◆ Your task
Give the count of lines holding the string "country" and nothing else.

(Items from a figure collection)
· · ·
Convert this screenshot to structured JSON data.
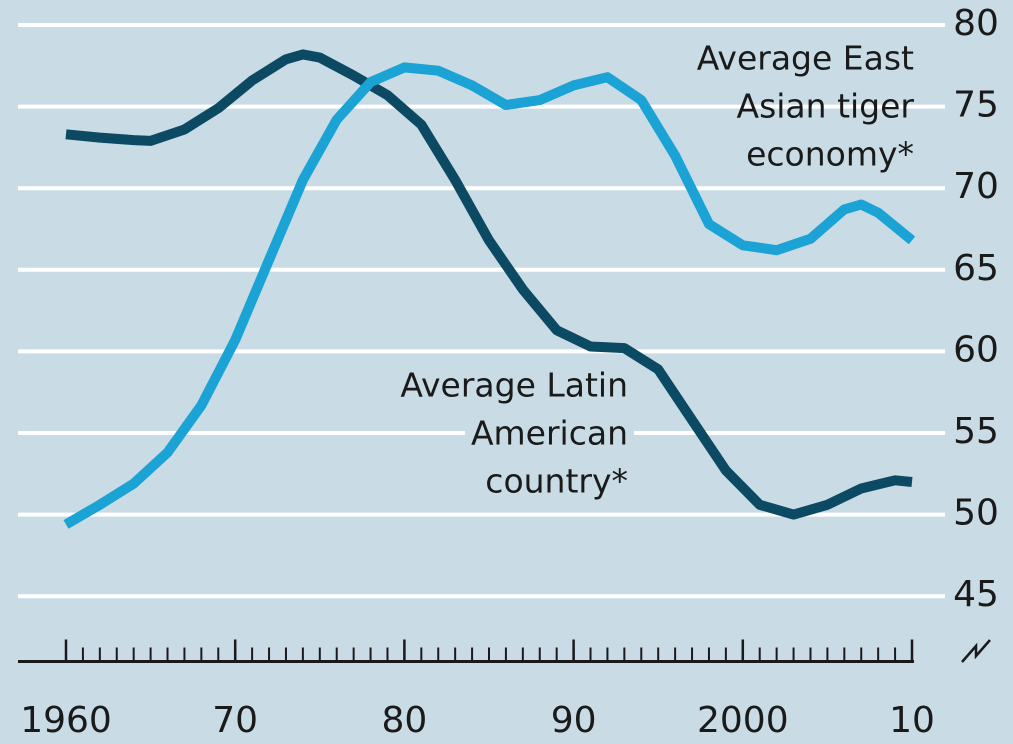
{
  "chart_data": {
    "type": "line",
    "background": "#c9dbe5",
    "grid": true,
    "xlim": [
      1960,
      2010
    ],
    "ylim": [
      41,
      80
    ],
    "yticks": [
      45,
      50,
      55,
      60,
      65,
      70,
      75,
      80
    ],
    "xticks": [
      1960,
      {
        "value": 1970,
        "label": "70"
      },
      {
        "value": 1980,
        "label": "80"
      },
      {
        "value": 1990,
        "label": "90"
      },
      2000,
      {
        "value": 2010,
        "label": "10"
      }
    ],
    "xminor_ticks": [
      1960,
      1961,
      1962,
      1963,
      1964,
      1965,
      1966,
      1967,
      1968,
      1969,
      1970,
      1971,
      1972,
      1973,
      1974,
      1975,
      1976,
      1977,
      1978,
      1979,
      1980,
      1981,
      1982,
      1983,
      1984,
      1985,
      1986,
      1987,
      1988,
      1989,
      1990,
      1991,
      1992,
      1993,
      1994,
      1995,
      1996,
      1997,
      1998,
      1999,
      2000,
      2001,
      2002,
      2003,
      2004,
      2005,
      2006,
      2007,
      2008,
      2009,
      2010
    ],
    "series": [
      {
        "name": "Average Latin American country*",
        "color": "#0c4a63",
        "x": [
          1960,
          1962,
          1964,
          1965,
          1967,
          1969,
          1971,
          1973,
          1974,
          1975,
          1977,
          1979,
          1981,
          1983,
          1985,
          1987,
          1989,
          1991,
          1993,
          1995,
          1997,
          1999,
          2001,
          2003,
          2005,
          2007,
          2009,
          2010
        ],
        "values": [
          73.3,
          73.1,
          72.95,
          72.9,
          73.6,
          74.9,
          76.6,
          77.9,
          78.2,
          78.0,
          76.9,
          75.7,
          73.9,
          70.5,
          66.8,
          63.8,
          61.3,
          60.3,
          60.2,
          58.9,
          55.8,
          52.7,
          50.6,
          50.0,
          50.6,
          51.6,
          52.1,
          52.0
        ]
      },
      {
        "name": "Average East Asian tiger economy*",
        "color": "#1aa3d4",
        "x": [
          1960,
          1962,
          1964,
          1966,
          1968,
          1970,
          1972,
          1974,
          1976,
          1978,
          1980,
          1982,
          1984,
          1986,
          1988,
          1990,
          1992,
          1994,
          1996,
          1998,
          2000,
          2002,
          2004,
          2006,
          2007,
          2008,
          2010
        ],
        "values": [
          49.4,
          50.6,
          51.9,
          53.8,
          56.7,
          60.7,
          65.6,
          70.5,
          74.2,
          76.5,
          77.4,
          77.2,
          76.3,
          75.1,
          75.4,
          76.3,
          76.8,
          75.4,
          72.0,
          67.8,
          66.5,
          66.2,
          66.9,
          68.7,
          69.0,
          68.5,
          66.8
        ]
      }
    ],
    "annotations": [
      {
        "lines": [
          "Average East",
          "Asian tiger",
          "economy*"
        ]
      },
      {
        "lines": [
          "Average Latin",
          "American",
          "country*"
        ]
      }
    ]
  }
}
· · ·
◆ Worked solution
2